■ WHAT IS REQUIRED:
From the entries that follow, list every line in which the string "Allow" appears.

(Stored data)
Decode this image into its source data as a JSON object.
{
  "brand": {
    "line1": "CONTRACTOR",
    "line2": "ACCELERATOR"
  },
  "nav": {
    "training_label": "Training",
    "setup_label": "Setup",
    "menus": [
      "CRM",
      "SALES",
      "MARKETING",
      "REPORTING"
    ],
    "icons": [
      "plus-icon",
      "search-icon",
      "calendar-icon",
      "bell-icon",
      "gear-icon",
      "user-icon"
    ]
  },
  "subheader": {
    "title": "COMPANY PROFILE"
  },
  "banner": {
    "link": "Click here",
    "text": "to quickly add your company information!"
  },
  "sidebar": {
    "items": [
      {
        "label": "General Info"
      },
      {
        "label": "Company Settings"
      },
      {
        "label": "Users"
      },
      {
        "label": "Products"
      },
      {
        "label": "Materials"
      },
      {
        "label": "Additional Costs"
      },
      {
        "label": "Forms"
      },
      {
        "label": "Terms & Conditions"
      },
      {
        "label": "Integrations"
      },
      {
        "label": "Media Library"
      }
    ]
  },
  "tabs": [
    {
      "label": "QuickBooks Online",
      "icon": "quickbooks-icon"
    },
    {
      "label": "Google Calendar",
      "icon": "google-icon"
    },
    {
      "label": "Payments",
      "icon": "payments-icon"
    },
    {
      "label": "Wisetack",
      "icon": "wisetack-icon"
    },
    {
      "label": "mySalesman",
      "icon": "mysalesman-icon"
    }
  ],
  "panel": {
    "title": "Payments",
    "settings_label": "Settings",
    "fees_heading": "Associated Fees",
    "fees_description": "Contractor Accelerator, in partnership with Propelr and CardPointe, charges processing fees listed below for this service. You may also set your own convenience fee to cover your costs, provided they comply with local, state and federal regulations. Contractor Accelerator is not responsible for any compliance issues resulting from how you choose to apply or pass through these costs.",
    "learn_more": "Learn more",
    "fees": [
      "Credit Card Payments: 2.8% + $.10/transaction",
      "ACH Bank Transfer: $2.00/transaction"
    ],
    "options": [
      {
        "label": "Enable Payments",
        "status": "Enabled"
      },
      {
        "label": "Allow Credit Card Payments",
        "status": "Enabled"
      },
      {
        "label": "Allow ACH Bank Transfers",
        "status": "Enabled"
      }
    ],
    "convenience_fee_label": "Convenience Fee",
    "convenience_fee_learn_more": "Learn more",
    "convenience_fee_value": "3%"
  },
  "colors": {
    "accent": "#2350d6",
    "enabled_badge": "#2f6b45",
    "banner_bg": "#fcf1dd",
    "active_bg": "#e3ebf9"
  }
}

■ EXPECTED ANSWER:
        "label": "Allow Credit Card Payments",
        "label": "Allow ACH Bank Transfers",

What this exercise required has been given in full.